## Material provided
** BEGIN **

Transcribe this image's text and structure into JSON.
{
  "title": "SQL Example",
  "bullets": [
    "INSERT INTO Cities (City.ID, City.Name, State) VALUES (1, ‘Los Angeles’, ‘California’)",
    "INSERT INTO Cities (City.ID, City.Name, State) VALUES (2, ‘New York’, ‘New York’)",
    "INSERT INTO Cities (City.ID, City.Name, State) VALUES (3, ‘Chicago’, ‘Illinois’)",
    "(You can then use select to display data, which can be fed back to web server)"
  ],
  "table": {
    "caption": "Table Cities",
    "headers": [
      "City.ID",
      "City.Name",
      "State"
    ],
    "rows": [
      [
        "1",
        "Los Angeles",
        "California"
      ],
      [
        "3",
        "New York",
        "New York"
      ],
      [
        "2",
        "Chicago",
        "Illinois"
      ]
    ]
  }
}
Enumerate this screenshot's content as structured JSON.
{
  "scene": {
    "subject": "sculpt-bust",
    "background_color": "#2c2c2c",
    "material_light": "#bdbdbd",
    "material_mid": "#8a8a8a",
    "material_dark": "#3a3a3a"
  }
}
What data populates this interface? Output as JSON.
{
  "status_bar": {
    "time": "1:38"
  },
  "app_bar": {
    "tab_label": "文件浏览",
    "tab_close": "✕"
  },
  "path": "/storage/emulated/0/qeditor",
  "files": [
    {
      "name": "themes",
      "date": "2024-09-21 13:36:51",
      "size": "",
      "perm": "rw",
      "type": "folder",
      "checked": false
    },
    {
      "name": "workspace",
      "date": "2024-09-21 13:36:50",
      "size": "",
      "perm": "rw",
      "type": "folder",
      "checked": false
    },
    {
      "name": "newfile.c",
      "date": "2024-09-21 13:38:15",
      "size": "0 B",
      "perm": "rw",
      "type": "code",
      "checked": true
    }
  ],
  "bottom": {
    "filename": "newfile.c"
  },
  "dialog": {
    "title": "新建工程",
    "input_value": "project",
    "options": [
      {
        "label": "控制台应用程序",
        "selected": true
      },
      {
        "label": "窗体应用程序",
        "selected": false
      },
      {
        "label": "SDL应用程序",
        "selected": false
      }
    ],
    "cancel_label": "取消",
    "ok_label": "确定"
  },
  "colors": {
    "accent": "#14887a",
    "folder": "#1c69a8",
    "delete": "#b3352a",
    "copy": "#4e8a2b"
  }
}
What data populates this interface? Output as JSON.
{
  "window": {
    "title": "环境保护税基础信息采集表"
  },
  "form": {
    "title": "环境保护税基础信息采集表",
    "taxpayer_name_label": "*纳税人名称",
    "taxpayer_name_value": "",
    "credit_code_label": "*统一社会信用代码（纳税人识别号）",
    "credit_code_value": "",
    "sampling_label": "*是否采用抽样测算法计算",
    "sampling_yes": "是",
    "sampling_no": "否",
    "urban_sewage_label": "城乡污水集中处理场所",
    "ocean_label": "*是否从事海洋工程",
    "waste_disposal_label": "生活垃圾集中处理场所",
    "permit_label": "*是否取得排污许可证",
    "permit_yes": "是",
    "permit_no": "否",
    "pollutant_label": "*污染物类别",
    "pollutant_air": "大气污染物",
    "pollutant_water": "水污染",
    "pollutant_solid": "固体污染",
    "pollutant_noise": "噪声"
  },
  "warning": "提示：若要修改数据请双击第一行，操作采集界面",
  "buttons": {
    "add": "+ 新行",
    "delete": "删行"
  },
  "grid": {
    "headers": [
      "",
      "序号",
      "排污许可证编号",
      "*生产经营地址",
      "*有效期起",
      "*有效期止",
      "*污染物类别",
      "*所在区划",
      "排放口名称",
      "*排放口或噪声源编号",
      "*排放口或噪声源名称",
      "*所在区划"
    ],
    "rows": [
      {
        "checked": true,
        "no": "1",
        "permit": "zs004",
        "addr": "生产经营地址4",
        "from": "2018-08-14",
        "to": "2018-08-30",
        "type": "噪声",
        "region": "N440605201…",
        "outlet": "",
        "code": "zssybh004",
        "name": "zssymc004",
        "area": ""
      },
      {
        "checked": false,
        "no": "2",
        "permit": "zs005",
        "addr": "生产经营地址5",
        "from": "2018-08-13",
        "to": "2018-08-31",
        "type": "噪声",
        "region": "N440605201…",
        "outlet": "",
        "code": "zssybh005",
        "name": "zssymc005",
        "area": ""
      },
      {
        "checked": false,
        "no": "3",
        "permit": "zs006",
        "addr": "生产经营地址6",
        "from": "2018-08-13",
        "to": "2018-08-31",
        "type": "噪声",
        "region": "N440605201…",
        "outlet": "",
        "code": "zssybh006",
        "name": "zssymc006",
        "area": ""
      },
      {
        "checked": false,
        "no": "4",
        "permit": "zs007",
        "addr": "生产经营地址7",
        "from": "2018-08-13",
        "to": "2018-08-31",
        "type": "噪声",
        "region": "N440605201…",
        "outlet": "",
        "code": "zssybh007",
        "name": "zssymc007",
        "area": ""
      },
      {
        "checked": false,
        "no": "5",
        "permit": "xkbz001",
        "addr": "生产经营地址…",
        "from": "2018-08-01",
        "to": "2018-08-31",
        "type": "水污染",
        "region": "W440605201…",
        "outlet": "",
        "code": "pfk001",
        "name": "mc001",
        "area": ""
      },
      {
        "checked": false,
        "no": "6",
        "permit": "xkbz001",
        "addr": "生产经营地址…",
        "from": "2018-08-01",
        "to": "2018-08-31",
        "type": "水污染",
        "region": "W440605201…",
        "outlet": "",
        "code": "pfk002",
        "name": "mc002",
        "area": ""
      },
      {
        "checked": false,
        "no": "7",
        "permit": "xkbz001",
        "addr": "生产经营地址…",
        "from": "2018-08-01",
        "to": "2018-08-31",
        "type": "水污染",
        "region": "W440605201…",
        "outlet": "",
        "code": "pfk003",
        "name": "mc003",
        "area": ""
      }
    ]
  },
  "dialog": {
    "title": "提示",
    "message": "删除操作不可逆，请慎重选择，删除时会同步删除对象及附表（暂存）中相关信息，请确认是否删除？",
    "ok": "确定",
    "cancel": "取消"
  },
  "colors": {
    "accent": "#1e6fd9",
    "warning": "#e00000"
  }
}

** END **

## Problem description
Choose all lines containing the string "Angeles" and copy them out.

## Solution
    "INSERT INTO Cities (City.ID, City.Name, State) VALUES (1, ‘Los Angeles’, ‘California’)",
        "Los Angeles",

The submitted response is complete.